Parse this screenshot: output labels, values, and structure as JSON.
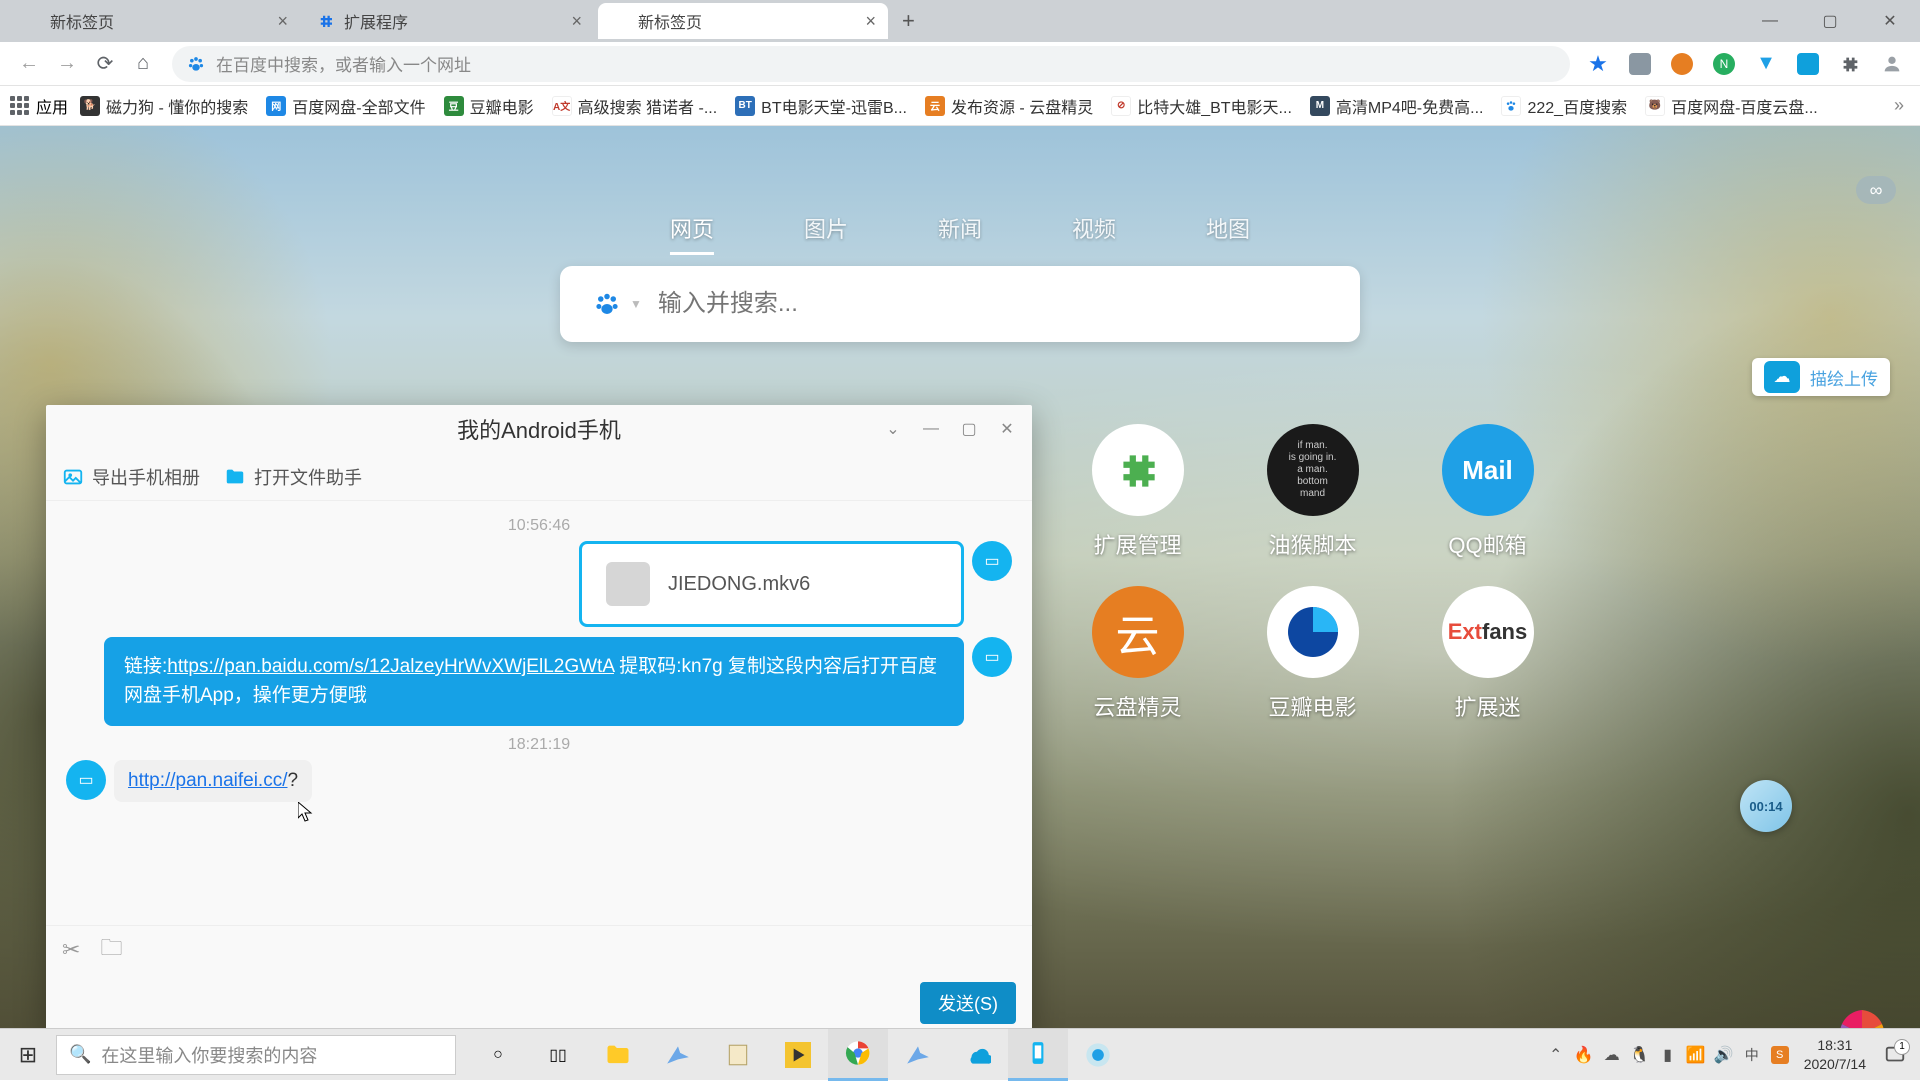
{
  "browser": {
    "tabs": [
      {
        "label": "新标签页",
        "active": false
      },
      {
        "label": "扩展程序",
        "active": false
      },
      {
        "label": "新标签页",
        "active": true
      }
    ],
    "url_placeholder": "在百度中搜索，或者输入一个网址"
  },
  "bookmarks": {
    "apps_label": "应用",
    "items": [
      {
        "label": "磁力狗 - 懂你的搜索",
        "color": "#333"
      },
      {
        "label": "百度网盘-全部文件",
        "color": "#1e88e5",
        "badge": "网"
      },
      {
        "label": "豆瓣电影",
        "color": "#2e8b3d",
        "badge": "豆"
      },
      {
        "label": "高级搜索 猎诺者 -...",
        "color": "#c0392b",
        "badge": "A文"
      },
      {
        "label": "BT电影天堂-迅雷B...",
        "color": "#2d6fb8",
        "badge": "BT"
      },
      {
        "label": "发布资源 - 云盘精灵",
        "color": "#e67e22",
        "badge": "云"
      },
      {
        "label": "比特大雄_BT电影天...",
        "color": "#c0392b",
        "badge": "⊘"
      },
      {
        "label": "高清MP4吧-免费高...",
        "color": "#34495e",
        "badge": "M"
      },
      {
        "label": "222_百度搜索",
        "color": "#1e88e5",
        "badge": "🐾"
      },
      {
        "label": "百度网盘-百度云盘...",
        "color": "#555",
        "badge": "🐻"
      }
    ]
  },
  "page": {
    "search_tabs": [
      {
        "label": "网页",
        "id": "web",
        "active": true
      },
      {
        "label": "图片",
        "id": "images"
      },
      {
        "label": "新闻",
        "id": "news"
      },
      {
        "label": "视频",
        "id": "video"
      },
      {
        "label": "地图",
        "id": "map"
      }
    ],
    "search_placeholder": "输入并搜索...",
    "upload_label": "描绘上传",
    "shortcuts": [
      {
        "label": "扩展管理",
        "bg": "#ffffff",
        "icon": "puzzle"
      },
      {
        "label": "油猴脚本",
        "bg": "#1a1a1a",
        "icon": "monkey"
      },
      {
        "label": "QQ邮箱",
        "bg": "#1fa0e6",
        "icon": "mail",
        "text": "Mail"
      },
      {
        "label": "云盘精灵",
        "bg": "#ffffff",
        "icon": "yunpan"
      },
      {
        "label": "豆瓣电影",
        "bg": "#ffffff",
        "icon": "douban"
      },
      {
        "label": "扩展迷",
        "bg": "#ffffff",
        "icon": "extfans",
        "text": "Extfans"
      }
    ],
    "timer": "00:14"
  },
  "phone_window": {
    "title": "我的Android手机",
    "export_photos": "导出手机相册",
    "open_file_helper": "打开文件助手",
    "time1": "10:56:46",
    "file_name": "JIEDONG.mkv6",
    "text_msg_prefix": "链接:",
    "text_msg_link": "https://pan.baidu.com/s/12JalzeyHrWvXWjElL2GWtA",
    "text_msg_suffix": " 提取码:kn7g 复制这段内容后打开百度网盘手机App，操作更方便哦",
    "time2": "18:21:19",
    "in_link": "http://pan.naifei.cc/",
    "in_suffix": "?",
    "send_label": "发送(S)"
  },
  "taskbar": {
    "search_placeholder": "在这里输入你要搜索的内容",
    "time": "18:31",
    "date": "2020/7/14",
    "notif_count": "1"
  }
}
⁂
→ EXERCISE DIRECTIONS: Every line of text is to be repeated exactly; pictures are left out.

→ SOLUTION TO THIS TASK:
Parse this screenshot: output labels, values, and structure as JSON.
{
  "browser": {
    "tabs": [
      {
        "label": "新标签页",
        "active": false
      },
      {
        "label": "扩展程序",
        "active": false
      },
      {
        "label": "新标签页",
        "active": true
      }
    ],
    "url_placeholder": "在百度中搜索，或者输入一个网址"
  },
  "bookmarks": {
    "apps_label": "应用",
    "items": [
      {
        "label": "磁力狗 - 懂你的搜索",
        "color": "#333"
      },
      {
        "label": "百度网盘-全部文件",
        "color": "#1e88e5",
        "badge": "网"
      },
      {
        "label": "豆瓣电影",
        "color": "#2e8b3d",
        "badge": "豆"
      },
      {
        "label": "高级搜索 猎诺者 -...",
        "color": "#c0392b",
        "badge": "A文"
      },
      {
        "label": "BT电影天堂-迅雷B...",
        "color": "#2d6fb8",
        "badge": "BT"
      },
      {
        "label": "发布资源 - 云盘精灵",
        "color": "#e67e22",
        "badge": "云"
      },
      {
        "label": "比特大雄_BT电影天...",
        "color": "#c0392b",
        "badge": "⊘"
      },
      {
        "label": "高清MP4吧-免费高...",
        "color": "#34495e",
        "badge": "M"
      },
      {
        "label": "222_百度搜索",
        "color": "#1e88e5",
        "badge": "🐾"
      },
      {
        "label": "百度网盘-百度云盘...",
        "color": "#555",
        "badge": "🐻"
      }
    ]
  },
  "page": {
    "search_tabs": [
      {
        "label": "网页",
        "id": "web",
        "active": true
      },
      {
        "label": "图片",
        "id": "images"
      },
      {
        "label": "新闻",
        "id": "news"
      },
      {
        "label": "视频",
        "id": "video"
      },
      {
        "label": "地图",
        "id": "map"
      }
    ],
    "search_placeholder": "输入并搜索...",
    "upload_label": "描绘上传",
    "shortcuts": [
      {
        "label": "扩展管理",
        "bg": "#ffffff",
        "icon": "puzzle"
      },
      {
        "label": "油猴脚本",
        "bg": "#1a1a1a",
        "icon": "monkey"
      },
      {
        "label": "QQ邮箱",
        "bg": "#1fa0e6",
        "icon": "mail",
        "text": "Mail"
      },
      {
        "label": "云盘精灵",
        "bg": "#ffffff",
        "icon": "yunpan"
      },
      {
        "label": "豆瓣电影",
        "bg": "#ffffff",
        "icon": "douban"
      },
      {
        "label": "扩展迷",
        "bg": "#ffffff",
        "icon": "extfans",
        "text": "Extfans"
      }
    ],
    "timer": "00:14"
  },
  "phone_window": {
    "title": "我的Android手机",
    "export_photos": "导出手机相册",
    "open_file_helper": "打开文件助手",
    "time1": "10:56:46",
    "file_name": "JIEDONG.mkv6",
    "text_msg_prefix": "链接:",
    "text_msg_link": "https://pan.baidu.com/s/12JalzeyHrWvXWjElL2GWtA",
    "text_msg_suffix": " 提取码:kn7g 复制这段内容后打开百度网盘手机App，操作更方便哦",
    "time2": "18:21:19",
    "in_link": "http://pan.naifei.cc/",
    "in_suffix": "?",
    "send_label": "发送(S)"
  },
  "taskbar": {
    "search_placeholder": "在这里输入你要搜索的内容",
    "time": "18:31",
    "date": "2020/7/14",
    "notif_count": "1"
  }
}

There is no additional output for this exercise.